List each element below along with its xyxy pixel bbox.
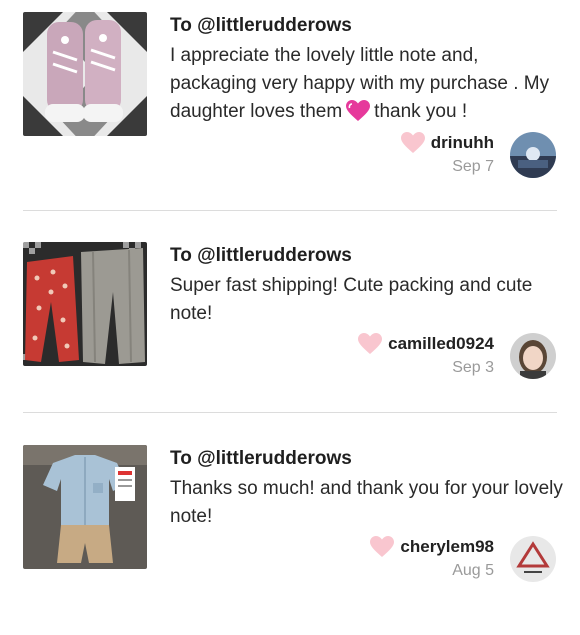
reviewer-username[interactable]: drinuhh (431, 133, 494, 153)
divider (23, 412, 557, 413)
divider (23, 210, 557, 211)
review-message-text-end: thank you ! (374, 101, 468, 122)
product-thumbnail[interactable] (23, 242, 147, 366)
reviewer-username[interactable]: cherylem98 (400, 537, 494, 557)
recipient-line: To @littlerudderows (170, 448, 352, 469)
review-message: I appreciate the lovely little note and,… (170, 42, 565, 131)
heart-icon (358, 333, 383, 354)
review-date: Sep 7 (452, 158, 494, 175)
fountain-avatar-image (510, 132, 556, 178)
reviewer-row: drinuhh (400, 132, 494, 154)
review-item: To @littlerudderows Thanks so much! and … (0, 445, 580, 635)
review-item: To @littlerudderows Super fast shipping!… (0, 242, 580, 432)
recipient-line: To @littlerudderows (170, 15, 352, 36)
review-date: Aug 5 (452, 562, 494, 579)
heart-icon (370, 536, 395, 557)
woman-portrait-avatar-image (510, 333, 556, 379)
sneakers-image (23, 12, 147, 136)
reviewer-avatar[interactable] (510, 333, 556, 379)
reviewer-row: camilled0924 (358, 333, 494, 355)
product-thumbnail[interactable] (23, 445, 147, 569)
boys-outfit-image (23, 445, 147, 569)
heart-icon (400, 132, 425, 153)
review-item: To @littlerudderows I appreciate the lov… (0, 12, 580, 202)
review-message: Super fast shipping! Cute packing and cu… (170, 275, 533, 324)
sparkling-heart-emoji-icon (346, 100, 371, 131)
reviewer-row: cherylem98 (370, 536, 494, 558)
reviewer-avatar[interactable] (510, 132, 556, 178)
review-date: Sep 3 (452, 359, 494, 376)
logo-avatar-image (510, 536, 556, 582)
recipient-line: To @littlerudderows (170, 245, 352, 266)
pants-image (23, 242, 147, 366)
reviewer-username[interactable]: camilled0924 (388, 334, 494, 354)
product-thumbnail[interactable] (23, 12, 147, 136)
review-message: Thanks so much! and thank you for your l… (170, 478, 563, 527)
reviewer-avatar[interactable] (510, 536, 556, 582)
==================================================
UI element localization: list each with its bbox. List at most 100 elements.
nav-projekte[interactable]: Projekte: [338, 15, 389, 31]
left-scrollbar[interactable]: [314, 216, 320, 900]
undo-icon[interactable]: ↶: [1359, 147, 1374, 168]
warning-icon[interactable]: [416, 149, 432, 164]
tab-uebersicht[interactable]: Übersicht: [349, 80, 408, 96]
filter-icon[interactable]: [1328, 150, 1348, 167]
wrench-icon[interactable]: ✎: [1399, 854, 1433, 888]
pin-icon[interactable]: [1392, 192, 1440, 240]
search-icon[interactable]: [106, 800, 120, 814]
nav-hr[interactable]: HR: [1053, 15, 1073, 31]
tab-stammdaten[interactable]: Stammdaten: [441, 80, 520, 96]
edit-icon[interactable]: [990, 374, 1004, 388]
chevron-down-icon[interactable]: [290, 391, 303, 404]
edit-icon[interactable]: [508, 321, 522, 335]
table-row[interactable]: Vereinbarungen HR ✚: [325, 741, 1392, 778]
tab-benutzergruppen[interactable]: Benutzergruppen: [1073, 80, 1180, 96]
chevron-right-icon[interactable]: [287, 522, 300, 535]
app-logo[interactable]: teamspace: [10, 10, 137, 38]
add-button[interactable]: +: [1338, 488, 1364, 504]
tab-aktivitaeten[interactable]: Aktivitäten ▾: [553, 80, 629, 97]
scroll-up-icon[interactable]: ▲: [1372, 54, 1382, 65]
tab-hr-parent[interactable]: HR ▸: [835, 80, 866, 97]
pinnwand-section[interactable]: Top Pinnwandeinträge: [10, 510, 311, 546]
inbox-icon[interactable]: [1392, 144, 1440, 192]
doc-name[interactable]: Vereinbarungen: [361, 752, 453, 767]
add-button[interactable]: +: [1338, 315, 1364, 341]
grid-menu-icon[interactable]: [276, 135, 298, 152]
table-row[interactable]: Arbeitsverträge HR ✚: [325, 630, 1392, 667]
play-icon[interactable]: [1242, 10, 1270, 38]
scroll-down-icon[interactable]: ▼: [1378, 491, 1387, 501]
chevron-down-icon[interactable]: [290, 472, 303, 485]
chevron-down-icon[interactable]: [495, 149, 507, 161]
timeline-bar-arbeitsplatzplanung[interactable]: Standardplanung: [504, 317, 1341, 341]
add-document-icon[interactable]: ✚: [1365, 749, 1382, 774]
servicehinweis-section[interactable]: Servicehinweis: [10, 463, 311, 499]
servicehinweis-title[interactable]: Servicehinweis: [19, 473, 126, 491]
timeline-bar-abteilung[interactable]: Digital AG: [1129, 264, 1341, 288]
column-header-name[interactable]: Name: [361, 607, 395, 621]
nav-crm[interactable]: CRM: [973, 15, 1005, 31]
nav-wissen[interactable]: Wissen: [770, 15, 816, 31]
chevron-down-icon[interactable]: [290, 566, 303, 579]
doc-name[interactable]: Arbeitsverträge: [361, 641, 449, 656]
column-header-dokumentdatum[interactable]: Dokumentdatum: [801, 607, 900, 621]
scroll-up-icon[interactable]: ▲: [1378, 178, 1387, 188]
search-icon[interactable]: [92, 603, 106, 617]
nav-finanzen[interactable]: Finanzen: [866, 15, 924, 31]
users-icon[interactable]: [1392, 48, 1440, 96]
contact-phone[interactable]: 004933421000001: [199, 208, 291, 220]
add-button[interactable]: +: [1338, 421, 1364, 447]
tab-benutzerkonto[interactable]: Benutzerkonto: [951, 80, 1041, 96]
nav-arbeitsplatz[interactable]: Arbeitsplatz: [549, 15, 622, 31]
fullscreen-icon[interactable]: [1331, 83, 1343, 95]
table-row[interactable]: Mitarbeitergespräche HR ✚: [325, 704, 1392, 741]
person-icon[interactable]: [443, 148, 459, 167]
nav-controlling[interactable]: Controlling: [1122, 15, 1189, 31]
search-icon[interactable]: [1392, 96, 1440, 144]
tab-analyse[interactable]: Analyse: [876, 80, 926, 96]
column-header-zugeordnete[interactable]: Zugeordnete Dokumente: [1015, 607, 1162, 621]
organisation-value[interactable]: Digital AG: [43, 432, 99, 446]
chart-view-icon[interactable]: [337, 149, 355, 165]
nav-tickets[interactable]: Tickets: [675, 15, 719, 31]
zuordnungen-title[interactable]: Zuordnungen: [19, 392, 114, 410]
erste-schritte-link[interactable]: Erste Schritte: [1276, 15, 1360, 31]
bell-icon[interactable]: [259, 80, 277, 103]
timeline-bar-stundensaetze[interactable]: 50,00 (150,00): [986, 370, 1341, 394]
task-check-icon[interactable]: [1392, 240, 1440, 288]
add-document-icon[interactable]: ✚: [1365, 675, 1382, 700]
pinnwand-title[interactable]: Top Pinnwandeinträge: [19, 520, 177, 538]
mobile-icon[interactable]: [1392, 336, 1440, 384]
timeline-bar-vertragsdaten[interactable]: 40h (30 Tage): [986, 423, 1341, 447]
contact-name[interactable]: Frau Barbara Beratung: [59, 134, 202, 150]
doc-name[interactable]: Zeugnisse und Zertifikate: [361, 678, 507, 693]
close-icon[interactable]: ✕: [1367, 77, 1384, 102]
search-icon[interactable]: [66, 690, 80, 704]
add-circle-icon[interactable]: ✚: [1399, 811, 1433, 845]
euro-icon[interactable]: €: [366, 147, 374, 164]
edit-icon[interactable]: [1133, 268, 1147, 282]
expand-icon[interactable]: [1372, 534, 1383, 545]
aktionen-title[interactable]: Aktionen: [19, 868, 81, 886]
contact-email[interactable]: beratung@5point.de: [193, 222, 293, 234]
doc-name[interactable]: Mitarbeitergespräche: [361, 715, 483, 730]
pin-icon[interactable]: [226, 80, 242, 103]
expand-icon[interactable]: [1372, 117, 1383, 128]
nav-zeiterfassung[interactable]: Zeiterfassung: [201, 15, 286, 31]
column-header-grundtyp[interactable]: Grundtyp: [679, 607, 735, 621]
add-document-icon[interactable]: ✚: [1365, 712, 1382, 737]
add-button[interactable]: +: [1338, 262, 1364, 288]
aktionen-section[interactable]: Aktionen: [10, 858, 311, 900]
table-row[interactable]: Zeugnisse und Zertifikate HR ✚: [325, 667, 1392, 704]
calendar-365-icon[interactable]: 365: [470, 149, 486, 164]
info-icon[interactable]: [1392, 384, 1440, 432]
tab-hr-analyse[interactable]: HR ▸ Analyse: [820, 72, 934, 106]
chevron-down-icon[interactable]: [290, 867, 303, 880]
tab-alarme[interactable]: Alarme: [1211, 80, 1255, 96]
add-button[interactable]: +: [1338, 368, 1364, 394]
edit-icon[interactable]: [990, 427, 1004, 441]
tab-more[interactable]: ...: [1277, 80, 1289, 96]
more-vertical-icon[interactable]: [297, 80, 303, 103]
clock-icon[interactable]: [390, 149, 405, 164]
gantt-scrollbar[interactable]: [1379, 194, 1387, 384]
==================================================
> **Tu tarea**
Pasa a una tabla Markdown con las columnas Núm y Contenido las líneas que van desde la que tiene "UI element localization: list" hasta la que tiene "tab-stammdaten[interactable]: Stammdaten: [441, 80, 520, 96]", las dos incluidas. Numera cada fila y no pongas las líneas en blanco.

> **Respuesta del ejercicio**
| Núm | Contenido |
|---|---|
| 1 | UI element localization: list each with its bbox. List at most 100 elements. |
| 2 | nav-projekte[interactable]: Projekte: [338, 15, 389, 31] |
| 3 | left-scrollbar[interactable]: [314, 216, 320, 900] |
| 4 | undo-icon[interactable]: ↶: [1359, 147, 1374, 168] |
| 5 | warning-icon[interactable]: [416, 149, 432, 164] |
| 6 | tab-uebersicht[interactable]: Übersicht: [349, 80, 408, 96] |
| 7 | filter-icon[interactable]: [1328, 150, 1348, 167] |
| 8 | wrench-icon[interactable]: ✎: [1399, 854, 1433, 888] |
| 9 | pin-icon[interactable]: [1392, 192, 1440, 240] |
| 10 | search-icon[interactable]: [106, 800, 120, 814] |
| 11 | nav-hr[interactable]: HR: [1053, 15, 1073, 31] |
| 12 | tab-stammdaten[interactable]: Stammdaten: [441, 80, 520, 96] |